# Excerpted records start
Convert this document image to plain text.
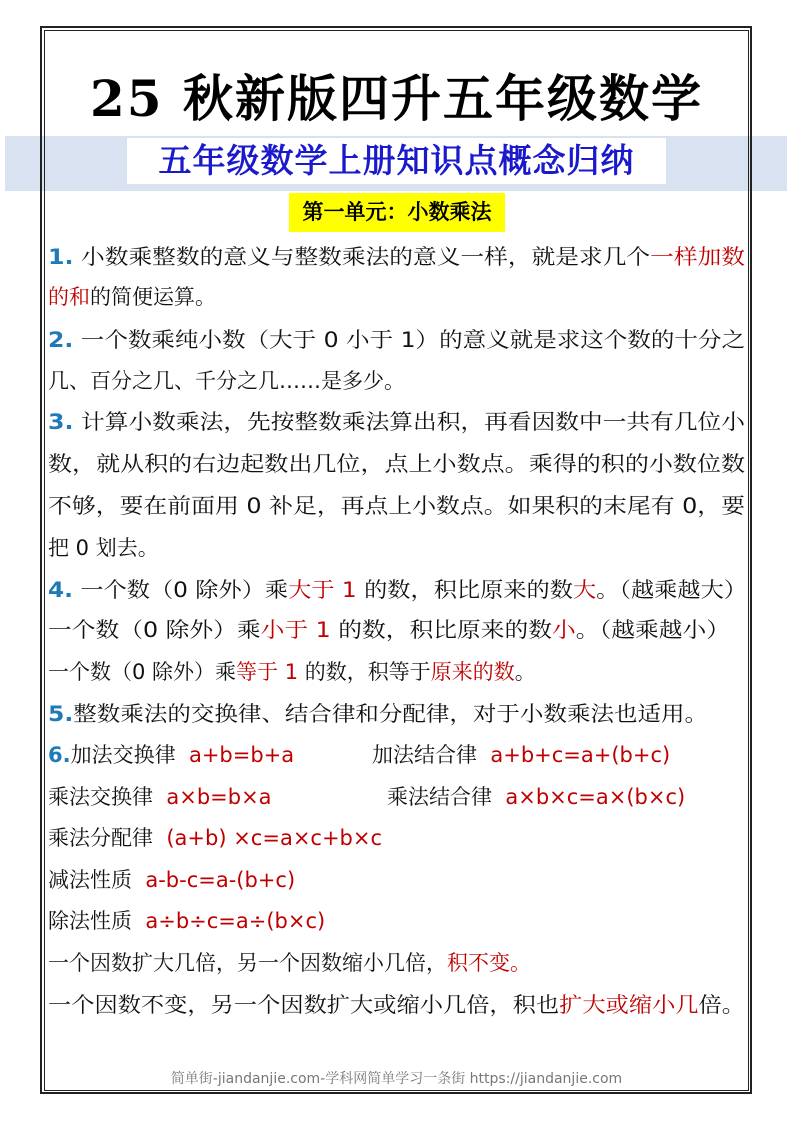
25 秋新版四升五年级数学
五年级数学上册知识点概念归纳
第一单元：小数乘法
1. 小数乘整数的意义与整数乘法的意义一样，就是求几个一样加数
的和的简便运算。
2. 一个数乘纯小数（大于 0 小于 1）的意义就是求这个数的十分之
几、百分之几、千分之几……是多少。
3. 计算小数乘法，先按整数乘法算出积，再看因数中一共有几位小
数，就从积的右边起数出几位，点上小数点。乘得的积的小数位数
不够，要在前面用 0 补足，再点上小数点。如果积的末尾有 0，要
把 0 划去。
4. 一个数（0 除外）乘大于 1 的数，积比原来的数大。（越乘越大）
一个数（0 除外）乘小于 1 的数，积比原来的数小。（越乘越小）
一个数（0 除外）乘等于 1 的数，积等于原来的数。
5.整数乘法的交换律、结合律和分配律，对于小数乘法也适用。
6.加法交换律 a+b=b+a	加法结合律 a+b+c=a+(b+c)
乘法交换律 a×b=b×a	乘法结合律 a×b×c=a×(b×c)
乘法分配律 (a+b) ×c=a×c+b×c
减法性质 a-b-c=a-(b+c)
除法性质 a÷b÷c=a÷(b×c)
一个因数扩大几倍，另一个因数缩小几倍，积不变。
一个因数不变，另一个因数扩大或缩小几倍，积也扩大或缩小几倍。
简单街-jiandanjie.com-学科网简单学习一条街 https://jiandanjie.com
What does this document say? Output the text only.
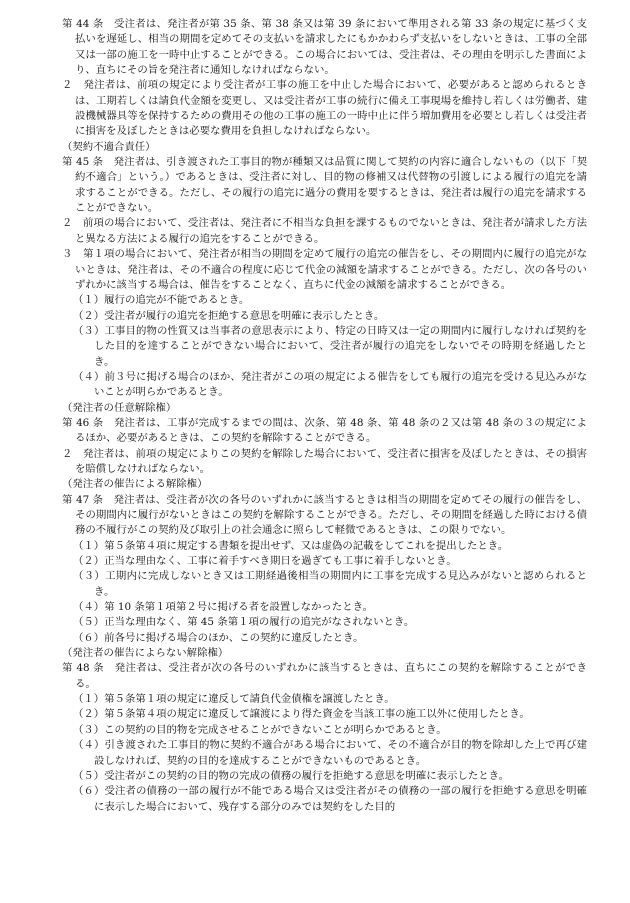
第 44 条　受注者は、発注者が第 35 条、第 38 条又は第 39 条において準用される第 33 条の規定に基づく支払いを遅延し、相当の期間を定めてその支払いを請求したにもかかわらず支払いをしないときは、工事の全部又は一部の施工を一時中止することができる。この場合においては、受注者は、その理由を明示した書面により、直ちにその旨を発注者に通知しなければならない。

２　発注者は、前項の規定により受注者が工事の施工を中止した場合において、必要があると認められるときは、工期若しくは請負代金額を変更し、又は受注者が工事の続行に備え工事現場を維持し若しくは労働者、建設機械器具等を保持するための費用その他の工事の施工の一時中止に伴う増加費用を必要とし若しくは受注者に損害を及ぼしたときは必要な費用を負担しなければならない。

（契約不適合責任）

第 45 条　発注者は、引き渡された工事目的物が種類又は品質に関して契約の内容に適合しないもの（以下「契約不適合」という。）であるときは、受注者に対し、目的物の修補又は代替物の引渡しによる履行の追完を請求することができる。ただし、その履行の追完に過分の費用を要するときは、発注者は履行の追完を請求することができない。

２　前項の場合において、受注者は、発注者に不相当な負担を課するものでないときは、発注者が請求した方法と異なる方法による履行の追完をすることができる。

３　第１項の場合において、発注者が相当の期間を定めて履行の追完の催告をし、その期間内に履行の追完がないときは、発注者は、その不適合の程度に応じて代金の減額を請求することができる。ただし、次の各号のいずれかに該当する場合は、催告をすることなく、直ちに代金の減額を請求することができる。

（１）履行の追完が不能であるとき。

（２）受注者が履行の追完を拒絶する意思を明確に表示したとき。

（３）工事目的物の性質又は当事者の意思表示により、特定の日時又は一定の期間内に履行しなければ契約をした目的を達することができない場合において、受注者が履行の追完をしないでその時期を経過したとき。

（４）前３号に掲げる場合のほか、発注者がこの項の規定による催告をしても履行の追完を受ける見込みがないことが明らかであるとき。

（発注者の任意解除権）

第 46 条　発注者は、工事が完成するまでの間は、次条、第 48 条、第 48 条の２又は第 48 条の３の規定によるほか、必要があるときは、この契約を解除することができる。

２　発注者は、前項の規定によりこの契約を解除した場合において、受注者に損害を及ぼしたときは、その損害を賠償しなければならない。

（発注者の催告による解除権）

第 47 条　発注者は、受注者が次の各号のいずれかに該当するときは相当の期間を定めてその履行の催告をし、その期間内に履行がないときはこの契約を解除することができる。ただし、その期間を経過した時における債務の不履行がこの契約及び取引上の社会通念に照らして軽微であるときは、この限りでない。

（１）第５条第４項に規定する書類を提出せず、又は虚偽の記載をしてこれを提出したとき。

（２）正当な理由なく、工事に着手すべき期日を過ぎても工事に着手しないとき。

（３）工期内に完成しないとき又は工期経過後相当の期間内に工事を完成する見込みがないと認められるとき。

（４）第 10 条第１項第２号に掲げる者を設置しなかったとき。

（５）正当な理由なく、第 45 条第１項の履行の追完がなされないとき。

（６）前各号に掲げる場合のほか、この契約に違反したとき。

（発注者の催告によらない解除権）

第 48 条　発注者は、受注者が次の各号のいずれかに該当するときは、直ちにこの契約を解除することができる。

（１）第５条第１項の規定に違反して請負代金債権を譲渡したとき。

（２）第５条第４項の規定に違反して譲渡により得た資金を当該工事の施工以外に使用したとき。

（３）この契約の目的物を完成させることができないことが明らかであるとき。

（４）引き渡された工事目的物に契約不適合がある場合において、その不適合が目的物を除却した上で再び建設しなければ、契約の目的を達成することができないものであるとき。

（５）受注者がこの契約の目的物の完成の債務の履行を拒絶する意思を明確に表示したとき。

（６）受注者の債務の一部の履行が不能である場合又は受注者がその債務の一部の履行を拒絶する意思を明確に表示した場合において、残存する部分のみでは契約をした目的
# Excerpted records end
# Excerpted records start
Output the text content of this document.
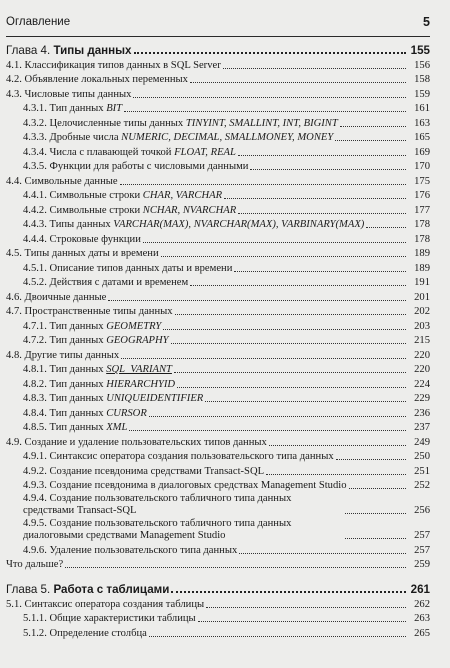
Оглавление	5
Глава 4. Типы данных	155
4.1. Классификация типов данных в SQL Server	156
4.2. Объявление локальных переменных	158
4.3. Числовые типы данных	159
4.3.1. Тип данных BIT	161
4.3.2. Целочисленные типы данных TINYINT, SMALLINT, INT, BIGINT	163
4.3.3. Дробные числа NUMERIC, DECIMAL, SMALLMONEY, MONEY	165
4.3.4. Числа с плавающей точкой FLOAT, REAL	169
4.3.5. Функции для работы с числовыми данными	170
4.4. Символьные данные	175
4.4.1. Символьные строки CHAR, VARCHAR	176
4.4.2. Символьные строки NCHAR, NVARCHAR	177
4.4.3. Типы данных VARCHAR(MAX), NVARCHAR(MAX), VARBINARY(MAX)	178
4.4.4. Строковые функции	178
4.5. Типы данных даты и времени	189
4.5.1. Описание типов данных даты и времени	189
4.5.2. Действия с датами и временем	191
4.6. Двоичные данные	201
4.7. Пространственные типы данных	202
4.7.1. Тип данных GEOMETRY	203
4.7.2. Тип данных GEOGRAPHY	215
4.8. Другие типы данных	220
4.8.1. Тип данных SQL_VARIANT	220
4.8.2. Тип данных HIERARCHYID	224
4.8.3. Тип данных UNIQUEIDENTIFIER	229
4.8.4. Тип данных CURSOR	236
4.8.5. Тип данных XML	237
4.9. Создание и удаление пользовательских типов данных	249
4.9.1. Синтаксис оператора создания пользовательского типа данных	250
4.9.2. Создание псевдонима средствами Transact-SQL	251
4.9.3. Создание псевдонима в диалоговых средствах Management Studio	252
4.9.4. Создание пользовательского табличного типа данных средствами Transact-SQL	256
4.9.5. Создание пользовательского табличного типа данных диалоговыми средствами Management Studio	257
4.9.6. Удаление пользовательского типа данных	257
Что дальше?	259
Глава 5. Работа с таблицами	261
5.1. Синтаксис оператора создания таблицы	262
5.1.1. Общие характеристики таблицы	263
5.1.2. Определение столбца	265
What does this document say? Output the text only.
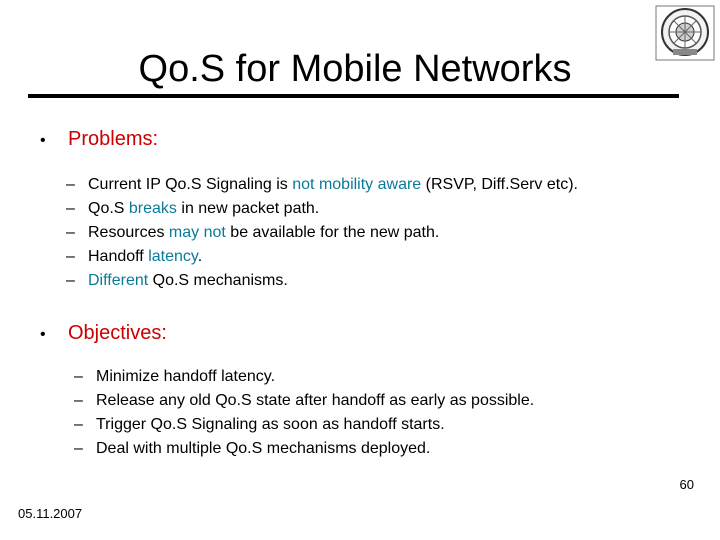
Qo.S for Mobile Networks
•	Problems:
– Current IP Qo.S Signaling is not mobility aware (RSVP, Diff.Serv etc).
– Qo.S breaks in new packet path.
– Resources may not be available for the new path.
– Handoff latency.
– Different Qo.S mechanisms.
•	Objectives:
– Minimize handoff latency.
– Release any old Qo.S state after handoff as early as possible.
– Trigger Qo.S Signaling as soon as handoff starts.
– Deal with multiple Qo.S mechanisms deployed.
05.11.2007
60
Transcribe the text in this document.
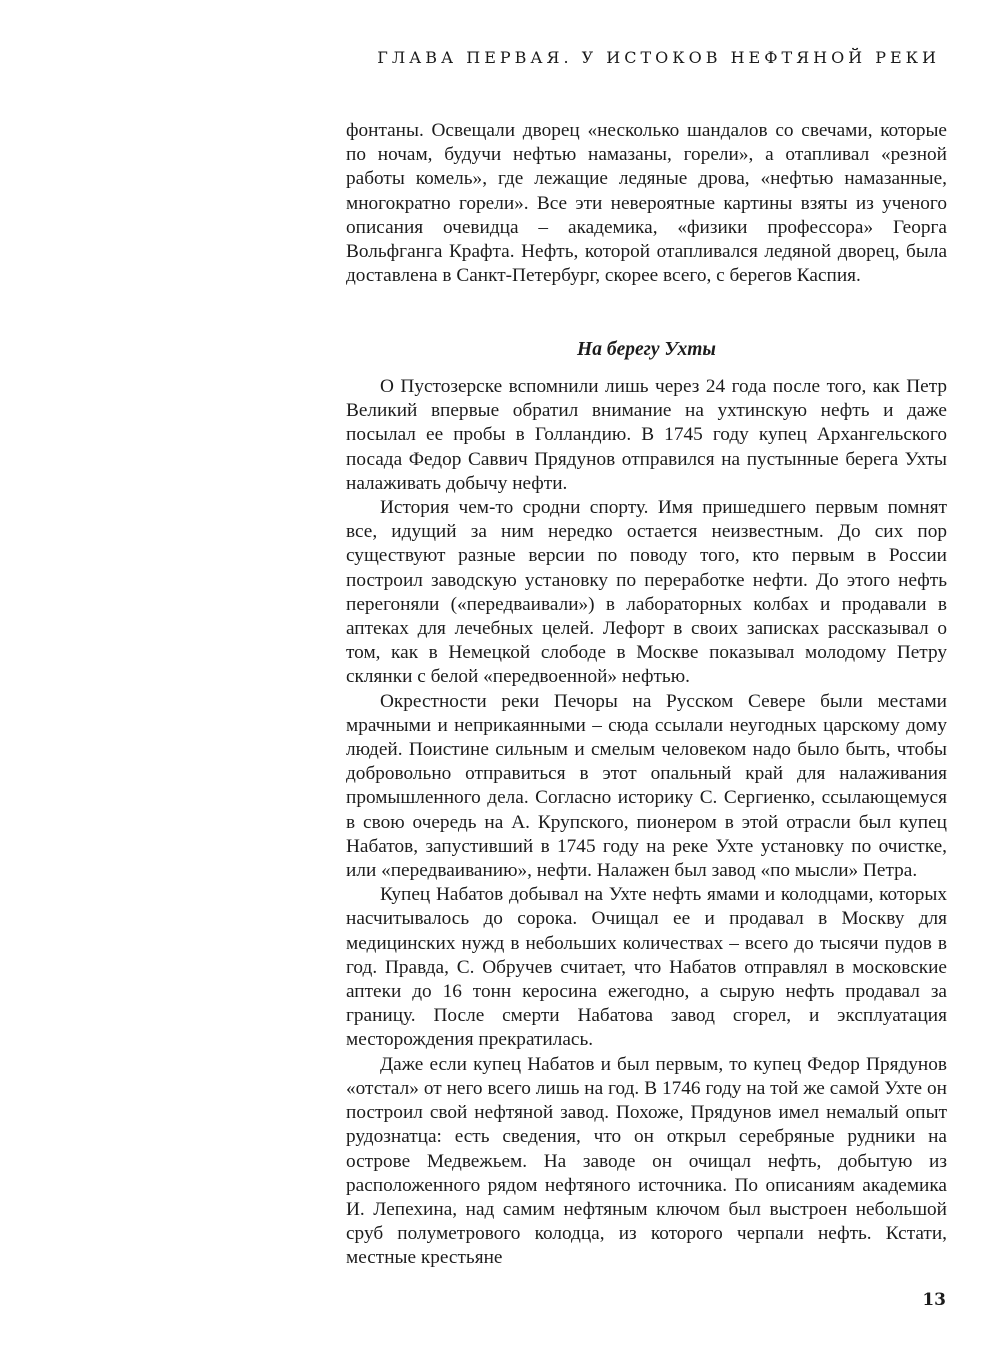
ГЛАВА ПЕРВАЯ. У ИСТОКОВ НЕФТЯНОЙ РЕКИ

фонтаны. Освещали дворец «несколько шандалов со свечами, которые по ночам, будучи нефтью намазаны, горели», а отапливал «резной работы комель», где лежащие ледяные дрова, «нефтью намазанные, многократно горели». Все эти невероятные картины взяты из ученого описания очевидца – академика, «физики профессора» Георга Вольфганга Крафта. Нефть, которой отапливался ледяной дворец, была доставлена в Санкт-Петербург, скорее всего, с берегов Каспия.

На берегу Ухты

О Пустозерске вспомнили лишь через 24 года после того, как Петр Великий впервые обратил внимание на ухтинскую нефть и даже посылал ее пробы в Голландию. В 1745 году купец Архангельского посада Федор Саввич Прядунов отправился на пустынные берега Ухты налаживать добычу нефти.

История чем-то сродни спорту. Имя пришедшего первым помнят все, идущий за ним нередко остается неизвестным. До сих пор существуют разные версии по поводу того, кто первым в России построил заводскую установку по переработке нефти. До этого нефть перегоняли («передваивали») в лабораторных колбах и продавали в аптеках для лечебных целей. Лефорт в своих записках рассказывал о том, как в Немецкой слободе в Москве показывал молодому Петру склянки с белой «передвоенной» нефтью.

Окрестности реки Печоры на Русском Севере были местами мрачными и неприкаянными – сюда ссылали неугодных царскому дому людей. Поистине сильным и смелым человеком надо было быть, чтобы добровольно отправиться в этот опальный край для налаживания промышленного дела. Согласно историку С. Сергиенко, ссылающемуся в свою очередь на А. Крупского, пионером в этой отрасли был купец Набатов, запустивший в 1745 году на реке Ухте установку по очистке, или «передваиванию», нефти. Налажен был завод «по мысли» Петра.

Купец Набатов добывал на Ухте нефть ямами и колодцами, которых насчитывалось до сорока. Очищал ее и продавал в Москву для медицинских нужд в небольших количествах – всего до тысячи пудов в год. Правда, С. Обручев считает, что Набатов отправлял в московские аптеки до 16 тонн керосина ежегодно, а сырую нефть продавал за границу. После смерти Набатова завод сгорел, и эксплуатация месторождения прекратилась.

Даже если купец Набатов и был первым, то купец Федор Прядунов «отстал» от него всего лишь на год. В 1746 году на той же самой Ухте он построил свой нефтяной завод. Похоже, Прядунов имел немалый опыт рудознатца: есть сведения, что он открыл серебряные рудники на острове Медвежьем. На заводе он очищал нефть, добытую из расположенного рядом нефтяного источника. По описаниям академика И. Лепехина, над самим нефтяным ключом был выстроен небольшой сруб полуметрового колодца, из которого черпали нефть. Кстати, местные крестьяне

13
# Excerpted records end
# Excerpted records start
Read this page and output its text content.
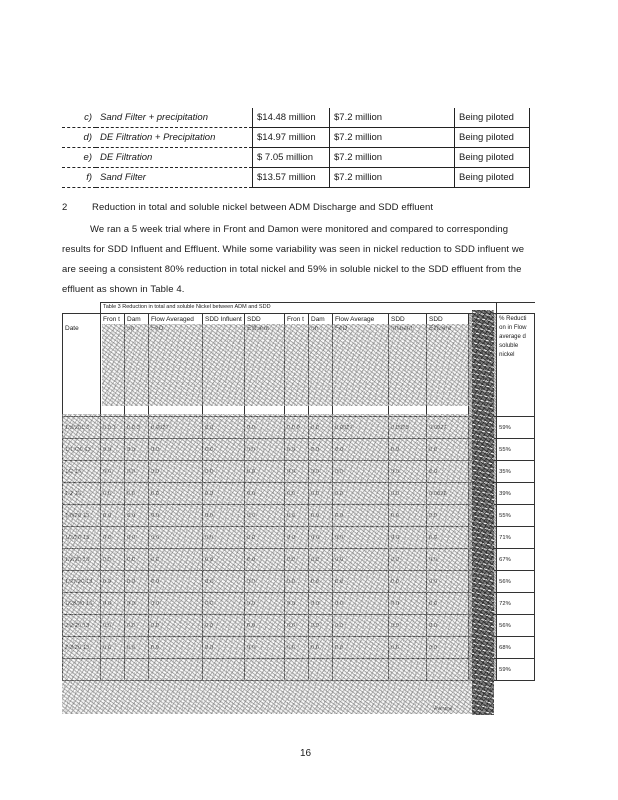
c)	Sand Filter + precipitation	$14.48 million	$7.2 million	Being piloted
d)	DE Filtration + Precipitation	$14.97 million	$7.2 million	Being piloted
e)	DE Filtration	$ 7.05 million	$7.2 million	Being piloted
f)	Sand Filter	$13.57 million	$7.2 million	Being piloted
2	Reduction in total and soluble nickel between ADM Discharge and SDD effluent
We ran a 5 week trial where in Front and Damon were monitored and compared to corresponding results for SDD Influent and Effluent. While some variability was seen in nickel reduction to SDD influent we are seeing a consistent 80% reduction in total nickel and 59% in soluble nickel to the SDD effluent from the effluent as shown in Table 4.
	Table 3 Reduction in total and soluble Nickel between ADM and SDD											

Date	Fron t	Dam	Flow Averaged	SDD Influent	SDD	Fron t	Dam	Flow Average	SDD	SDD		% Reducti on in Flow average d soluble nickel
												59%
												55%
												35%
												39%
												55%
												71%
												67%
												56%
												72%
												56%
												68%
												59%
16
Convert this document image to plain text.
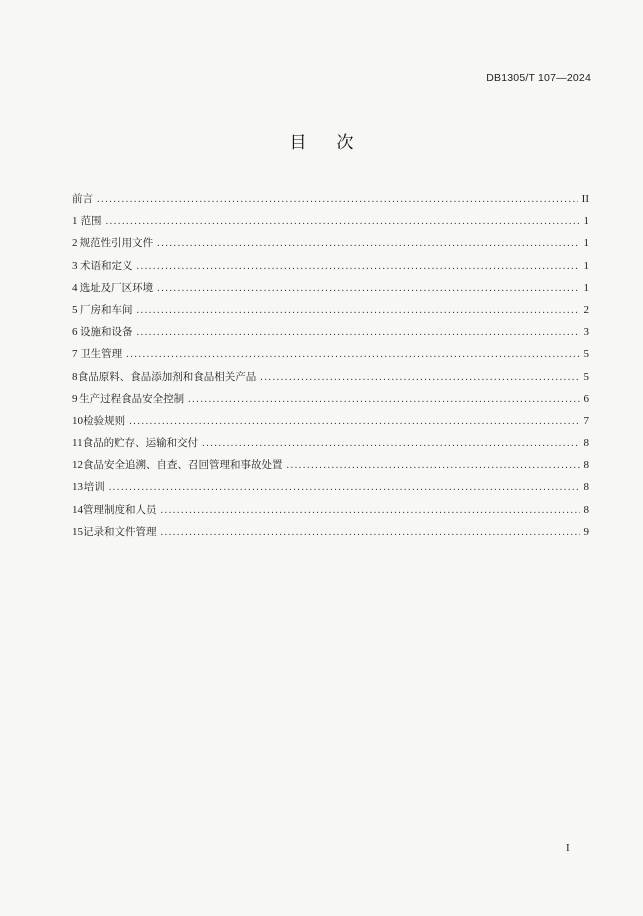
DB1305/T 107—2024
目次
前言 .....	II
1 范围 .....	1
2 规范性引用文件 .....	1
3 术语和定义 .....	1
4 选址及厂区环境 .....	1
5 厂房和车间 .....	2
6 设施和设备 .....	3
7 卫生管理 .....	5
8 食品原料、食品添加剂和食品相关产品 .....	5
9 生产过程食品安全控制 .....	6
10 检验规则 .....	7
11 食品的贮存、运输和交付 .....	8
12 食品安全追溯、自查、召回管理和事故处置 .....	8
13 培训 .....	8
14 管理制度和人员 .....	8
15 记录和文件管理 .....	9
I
# Excerpted records end
*Short problem:*
Above are the records. Identify each line that contains the word "работы".

*Answer to the exercise:*
4.3.5. Функции для работы с числовыми данными	170
фонтаны. Освещали дворец «несколько шандалов со свечами, которые по ночам, будучи нефтью намазаны, горели», а отапливал «резной работы комель», где лежащие ледяные дрова, «нефтью намазанные, многократно горели». Все эти невероятные картины взяты из ученого описания очевидца – академика, «физики профессора» Георга Вольфганга Крафта. Нефть, которой отапливался ледяной дворец, была доставлена в Санкт-Петербург, скорее всего, с берегов Каспия.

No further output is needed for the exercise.